→ Task description:
Write out the data below in full. Keep it exact.

→ A run of records:
◆ ◆ ◆ ◆ ◆ ◆ ◆
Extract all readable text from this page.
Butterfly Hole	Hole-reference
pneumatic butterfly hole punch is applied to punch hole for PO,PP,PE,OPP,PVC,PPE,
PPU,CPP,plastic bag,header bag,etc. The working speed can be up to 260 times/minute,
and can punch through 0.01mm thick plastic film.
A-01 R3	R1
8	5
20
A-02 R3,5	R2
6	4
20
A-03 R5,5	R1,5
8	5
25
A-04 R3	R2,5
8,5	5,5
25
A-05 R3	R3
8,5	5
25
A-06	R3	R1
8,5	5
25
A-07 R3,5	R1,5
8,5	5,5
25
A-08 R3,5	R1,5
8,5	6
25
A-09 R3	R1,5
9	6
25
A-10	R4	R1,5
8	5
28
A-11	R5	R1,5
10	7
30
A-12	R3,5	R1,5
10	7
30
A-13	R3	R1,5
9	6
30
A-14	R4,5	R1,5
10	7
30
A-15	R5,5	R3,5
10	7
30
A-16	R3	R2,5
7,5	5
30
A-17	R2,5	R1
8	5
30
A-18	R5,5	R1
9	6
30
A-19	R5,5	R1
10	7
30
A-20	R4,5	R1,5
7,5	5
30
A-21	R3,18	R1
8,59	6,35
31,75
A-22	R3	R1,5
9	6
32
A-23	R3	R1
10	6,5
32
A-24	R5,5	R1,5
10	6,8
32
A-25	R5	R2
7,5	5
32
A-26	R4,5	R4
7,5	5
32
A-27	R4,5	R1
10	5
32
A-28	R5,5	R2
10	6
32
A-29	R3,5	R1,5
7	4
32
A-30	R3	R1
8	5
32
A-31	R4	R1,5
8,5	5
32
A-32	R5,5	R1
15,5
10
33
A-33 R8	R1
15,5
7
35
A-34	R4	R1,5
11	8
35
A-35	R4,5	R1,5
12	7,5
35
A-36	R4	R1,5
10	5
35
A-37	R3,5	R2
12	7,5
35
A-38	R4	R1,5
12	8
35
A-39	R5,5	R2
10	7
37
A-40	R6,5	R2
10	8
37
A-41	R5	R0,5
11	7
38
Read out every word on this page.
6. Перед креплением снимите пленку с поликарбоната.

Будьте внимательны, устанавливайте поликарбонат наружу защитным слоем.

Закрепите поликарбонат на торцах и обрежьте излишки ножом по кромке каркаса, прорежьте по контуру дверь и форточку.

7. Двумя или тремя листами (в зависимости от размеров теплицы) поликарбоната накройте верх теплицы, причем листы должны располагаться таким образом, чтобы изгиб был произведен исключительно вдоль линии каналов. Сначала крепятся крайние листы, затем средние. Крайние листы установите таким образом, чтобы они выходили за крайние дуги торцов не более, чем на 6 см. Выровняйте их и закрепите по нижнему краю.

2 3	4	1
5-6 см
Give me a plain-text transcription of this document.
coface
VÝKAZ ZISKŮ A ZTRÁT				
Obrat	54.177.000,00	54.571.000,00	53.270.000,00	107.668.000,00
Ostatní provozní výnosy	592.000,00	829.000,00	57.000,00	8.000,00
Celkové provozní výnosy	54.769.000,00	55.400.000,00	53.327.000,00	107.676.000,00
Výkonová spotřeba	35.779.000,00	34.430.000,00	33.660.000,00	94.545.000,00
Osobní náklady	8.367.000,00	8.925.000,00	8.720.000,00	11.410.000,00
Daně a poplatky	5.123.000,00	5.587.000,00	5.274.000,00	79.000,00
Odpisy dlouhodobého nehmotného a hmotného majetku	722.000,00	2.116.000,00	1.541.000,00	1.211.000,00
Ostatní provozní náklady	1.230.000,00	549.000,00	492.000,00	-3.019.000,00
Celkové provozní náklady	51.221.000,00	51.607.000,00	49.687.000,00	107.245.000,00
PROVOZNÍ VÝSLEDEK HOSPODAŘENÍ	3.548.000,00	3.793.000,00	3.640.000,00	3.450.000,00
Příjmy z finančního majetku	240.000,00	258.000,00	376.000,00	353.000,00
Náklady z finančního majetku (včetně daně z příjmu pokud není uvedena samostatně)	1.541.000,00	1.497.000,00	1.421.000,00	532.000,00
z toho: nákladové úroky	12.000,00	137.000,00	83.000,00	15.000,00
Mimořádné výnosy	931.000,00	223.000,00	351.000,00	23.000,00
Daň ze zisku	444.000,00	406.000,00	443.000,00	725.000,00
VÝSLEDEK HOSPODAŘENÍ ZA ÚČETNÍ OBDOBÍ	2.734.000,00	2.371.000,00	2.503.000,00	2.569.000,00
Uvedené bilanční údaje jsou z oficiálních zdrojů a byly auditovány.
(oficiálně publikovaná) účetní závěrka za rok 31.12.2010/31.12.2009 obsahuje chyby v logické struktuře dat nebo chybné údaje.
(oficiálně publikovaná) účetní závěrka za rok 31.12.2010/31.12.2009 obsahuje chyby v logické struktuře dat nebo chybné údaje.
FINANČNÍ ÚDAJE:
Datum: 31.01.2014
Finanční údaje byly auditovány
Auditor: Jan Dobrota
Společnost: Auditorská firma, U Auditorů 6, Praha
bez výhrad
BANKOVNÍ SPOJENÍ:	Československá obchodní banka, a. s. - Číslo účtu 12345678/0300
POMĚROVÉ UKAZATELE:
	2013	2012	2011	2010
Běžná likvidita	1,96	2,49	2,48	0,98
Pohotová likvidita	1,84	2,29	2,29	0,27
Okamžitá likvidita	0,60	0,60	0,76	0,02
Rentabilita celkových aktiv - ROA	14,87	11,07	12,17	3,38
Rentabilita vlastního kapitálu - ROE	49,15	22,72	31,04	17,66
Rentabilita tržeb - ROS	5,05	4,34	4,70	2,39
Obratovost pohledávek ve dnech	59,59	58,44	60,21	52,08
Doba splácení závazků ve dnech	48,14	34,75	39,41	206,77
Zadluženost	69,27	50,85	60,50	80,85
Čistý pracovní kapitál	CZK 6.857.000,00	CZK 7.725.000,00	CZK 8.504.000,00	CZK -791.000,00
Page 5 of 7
◆ ◆ ◆ ◆ ◆ ◆ ◆
→ Expected answer:
Extract all readable text from this page.
Butterfly Hole	Hole-reference
pneumatic butterfly hole punch is applied to punch hole for PO,PP,PE,OPP,PVC,PPE,
PPU,CPP,plastic bag,header bag,etc. The working speed can be up to 260 times/minute,
and can punch through 0.01mm thick plastic film.
A-01 R3	R1
8	5
20
A-02 R3,5	R2
6	4
20
A-03 R5,5	R1,5
8	5
25
A-04 R3	R2,5
8,5	5,5
25
A-05 R3	R3
8,5	5
25
A-06	R3	R1
8,5	5
25
A-07 R3,5	R1,5
8,5	5,5
25
A-08 R3,5	R1,5
8,5	6
25
A-09 R3	R1,5
9	6
25
A-10	R4	R1,5
8	5
28
A-11	R5	R1,5
10	7
30
A-12	R3,5	R1,5
10	7
30
A-13	R3	R1,5
9	6
30
A-14	R4,5	R1,5
10	7
30
A-15	R5,5	R3,5
10	7
30
A-16	R3	R2,5
7,5	5
30
A-17	R2,5	R1
8	5
30
A-18	R5,5	R1
9	6
30
A-19	R5,5	R1
10	7
30
A-20	R4,5	R1,5
7,5	5
30
A-21	R3,18	R1
8,59	6,35
31,75
A-22	R3	R1,5
9	6
32
A-23	R3	R1
10	6,5
32
A-24	R5,5	R1,5
10	6,8
32
A-25	R5	R2
7,5	5
32
A-26	R4,5	R4
7,5	5
32
A-27	R4,5	R1
10	5
32
A-28	R5,5	R2
10	6
32
A-29	R3,5	R1,5
7	4
32
A-30	R3	R1
8	5
32
A-31	R4	R1,5
8,5	5
32
A-32	R5,5	R1
15,5
10
33
A-33 R8	R1
15,5
7
35
A-34	R4	R1,5
11	8
35
A-35	R4,5	R1,5
12	7,5
35
A-36	R4	R1,5
10	5
35
A-37	R3,5	R2
12	7,5
35
A-38	R4	R1,5
12	8
35
A-39	R5,5	R2
10	7
37
A-40	R6,5	R2
10	8
37
A-41	R5	R0,5
11	7
38
Read out every word on this page.
6. Перед креплением снимите пленку с поликарбоната.

Будьте внимательны, устанавливайте поликарбонат наружу защитным слоем.

Закрепите поликарбонат на торцах и обрежьте излишки ножом по кромке каркаса, прорежьте по контуру дверь и форточку.

7. Двумя или тремя листами (в зависимости от размеров теплицы) поликарбоната накройте верх теплицы, причем листы должны располагаться таким образом, чтобы изгиб был произведен исключительно вдоль линии каналов. Сначала крепятся крайние листы, затем средние. Крайние листы установите таким образом, чтобы они выходили за крайние дуги торцов не более, чем на 6 см. Выровняйте их и закрепите по нижнему краю.

2 3	4	1
5-6 см
Give me a plain-text transcription of this document.
coface
VÝKAZ ZISKŮ A ZTRÁT				
Obrat	54.177.000,00	54.571.000,00	53.270.000,00	107.668.000,00
Ostatní provozní výnosy	592.000,00	829.000,00	57.000,00	8.000,00
Celkové provozní výnosy	54.769.000,00	55.400.000,00	53.327.000,00	107.676.000,00
Výkonová spotřeba	35.779.000,00	34.430.000,00	33.660.000,00	94.545.000,00
Osobní náklady	8.367.000,00	8.925.000,00	8.720.000,00	11.410.000,00
Daně a poplatky	5.123.000,00	5.587.000,00	5.274.000,00	79.000,00
Odpisy dlouhodobého nehmotného a hmotného majetku	722.000,00	2.116.000,00	1.541.000,00	1.211.000,00
Ostatní provozní náklady	1.230.000,00	549.000,00	492.000,00	-3.019.000,00
Celkové provozní náklady	51.221.000,00	51.607.000,00	49.687.000,00	107.245.000,00
PROVOZNÍ VÝSLEDEK HOSPODAŘENÍ	3.548.000,00	3.793.000,00	3.640.000,00	3.450.000,00
Příjmy z finančního majetku	240.000,00	258.000,00	376.000,00	353.000,00
Náklady z finančního majetku (včetně daně z příjmu pokud není uvedena samostatně)	1.541.000,00	1.497.000,00	1.421.000,00	532.000,00
z toho: nákladové úroky	12.000,00	137.000,00	83.000,00	15.000,00
Mimořádné výnosy	931.000,00	223.000,00	351.000,00	23.000,00
Daň ze zisku	444.000,00	406.000,00	443.000,00	725.000,00
VÝSLEDEK HOSPODAŘENÍ ZA ÚČETNÍ OBDOBÍ	2.734.000,00	2.371.000,00	2.503.000,00	2.569.000,00
Uvedené bilanční údaje jsou z oficiálních zdrojů a byly auditovány.
(oficiálně publikovaná) účetní závěrka za rok 31.12.2010/31.12.2009 obsahuje chyby v logické struktuře dat nebo chybné údaje.
(oficiálně publikovaná) účetní závěrka za rok 31.12.2010/31.12.2009 obsahuje chyby v logické struktuře dat nebo chybné údaje.
FINANČNÍ ÚDAJE:
Datum: 31.01.2014
Finanční údaje byly auditovány
Auditor: Jan Dobrota
Společnost: Auditorská firma, U Auditorů 6, Praha
bez výhrad
BANKOVNÍ SPOJENÍ:	Československá obchodní banka, a. s. - Číslo účtu 12345678/0300
POMĚROVÉ UKAZATELE:
	2013	2012	2011	2010
Běžná likvidita	1,96	2,49	2,48	0,98
Pohotová likvidita	1,84	2,29	2,29	0,27
Okamžitá likvidita	0,60	0,60	0,76	0,02
Rentabilita celkových aktiv - ROA	14,87	11,07	12,17	3,38
Rentabilita vlastního kapitálu - ROE	49,15	22,72	31,04	17,66
Rentabilita tržeb - ROS	5,05	4,34	4,70	2,39
Obratovost pohledávek ve dnech	59,59	58,44	60,21	52,08
Doba splácení závazků ve dnech	48,14	34,75	39,41	206,77
Zadluženost	69,27	50,85	60,50	80,85
Čistý pracovní kapitál	CZK 6.857.000,00	CZK 7.725.000,00	CZK 8.504.000,00	CZK -791.000,00
Page 5 of 7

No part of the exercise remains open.